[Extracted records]
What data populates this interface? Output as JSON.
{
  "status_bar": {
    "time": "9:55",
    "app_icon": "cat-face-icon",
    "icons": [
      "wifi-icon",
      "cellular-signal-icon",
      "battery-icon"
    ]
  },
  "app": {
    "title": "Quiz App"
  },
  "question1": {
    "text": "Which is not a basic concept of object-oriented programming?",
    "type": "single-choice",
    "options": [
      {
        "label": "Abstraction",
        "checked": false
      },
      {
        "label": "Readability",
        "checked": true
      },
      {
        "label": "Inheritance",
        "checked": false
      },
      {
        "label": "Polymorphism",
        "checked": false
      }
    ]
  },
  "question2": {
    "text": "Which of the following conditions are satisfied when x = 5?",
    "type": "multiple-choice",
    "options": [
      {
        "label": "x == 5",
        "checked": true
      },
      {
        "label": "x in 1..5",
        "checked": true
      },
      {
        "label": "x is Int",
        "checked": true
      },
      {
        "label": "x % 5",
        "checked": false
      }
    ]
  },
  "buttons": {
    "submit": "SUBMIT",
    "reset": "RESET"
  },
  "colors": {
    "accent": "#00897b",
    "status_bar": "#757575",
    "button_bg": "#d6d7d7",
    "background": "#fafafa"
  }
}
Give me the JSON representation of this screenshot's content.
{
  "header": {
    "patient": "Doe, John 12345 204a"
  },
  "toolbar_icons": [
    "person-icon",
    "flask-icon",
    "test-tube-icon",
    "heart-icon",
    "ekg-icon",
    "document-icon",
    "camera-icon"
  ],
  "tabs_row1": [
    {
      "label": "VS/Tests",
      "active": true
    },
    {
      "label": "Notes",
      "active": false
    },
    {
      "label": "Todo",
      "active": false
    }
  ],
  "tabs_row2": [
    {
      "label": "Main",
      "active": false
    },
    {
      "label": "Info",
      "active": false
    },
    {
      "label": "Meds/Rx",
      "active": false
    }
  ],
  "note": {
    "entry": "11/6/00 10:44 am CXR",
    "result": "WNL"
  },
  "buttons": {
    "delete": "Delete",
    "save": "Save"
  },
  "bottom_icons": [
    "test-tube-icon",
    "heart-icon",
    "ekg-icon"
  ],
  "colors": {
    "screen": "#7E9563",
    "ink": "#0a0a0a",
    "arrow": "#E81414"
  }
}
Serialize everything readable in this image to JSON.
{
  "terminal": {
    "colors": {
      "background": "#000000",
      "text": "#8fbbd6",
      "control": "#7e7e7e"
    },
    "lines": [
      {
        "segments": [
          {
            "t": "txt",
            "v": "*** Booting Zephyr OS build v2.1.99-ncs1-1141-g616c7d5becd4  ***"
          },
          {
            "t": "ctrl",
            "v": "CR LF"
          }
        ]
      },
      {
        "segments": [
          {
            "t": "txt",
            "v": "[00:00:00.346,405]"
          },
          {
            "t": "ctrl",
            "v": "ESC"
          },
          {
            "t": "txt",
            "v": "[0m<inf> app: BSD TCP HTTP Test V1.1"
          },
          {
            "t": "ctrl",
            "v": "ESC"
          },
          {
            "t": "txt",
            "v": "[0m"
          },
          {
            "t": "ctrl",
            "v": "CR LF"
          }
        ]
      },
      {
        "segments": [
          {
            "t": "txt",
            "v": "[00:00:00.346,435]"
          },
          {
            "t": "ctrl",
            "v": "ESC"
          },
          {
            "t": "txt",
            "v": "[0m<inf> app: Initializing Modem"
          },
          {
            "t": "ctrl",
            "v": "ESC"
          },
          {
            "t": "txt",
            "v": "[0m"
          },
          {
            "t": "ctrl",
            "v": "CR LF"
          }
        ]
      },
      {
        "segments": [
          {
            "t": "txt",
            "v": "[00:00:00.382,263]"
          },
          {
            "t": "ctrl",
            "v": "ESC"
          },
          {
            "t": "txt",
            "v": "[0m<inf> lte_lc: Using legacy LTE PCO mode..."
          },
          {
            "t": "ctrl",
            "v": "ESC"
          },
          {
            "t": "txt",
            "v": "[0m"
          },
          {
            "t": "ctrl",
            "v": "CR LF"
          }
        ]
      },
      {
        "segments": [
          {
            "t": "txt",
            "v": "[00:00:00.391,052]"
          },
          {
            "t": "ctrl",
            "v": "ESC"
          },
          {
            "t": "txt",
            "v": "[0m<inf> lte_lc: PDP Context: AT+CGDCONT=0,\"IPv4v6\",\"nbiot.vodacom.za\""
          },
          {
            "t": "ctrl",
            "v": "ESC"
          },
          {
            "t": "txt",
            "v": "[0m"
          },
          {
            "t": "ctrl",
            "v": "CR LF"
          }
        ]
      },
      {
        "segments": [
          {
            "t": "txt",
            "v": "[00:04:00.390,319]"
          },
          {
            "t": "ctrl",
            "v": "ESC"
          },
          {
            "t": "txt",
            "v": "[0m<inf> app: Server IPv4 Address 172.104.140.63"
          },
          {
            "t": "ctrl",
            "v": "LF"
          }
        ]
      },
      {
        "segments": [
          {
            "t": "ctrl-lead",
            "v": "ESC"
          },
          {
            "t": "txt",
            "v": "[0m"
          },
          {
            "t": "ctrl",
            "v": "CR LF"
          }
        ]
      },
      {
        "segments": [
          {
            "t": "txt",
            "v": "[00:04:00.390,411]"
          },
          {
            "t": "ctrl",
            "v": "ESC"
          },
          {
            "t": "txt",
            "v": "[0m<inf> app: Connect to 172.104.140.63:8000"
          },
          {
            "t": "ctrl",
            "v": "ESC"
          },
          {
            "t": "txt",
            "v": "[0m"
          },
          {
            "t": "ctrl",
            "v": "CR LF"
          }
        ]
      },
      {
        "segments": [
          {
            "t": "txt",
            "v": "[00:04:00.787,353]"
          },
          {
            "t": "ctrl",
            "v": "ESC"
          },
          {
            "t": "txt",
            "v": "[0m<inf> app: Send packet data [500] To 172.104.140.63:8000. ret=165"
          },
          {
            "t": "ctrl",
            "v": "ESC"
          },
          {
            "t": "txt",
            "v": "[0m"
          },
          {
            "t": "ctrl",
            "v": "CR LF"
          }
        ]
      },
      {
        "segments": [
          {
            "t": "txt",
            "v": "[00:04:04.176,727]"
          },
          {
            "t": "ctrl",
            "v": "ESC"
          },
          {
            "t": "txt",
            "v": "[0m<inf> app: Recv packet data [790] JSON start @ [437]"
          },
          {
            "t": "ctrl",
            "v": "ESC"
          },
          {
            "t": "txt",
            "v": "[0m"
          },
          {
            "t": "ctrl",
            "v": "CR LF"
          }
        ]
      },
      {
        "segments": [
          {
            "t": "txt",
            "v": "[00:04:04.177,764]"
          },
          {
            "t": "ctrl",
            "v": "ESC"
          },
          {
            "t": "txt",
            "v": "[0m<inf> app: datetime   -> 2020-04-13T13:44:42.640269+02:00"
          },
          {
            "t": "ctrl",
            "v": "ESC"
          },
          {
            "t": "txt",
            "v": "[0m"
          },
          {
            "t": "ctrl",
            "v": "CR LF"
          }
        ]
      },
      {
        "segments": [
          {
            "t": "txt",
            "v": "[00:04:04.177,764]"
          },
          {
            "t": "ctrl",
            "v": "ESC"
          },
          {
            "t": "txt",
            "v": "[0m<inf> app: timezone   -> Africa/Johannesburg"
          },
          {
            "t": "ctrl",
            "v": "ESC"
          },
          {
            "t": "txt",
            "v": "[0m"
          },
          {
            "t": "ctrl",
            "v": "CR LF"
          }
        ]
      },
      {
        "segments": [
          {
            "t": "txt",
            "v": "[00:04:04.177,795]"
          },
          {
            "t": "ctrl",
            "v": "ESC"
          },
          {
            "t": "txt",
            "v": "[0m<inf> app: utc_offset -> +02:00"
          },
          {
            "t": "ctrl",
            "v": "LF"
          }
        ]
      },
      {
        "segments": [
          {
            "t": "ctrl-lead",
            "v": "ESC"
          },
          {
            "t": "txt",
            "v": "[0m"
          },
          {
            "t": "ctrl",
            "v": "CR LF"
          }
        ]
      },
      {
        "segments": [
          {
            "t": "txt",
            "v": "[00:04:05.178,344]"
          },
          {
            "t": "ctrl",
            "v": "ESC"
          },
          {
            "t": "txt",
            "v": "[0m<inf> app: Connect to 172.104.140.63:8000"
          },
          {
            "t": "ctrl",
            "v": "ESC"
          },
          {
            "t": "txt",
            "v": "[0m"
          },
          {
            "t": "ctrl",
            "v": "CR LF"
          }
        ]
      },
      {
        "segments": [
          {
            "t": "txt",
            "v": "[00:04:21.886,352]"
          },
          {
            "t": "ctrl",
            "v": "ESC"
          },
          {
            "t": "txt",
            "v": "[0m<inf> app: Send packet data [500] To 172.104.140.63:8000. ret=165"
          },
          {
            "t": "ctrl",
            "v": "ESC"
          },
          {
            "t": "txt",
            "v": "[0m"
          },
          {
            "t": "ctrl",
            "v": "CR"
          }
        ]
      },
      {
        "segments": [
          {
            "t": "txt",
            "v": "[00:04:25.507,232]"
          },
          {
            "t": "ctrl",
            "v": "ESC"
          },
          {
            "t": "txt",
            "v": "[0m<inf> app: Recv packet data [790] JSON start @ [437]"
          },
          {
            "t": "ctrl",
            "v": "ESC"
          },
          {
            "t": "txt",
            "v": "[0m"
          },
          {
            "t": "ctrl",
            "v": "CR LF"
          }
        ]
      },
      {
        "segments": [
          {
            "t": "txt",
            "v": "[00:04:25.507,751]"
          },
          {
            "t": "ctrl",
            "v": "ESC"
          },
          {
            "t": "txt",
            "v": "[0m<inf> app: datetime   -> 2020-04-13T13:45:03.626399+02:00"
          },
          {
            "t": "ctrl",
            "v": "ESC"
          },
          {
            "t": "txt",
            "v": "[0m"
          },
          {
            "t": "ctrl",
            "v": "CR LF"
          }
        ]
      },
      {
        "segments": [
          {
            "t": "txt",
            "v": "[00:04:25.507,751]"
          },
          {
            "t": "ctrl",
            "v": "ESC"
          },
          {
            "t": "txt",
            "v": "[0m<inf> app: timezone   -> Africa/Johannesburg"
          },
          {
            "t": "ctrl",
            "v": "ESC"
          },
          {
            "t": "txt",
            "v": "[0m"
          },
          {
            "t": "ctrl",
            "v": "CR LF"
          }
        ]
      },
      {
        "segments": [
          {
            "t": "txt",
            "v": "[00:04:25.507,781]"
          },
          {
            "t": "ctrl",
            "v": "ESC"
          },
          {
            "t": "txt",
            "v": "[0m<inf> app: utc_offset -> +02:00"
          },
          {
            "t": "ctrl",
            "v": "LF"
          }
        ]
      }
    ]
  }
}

*Written problem*
Say how many lines contain "choice", and give nothing but that number.

*Result for this exercise*
2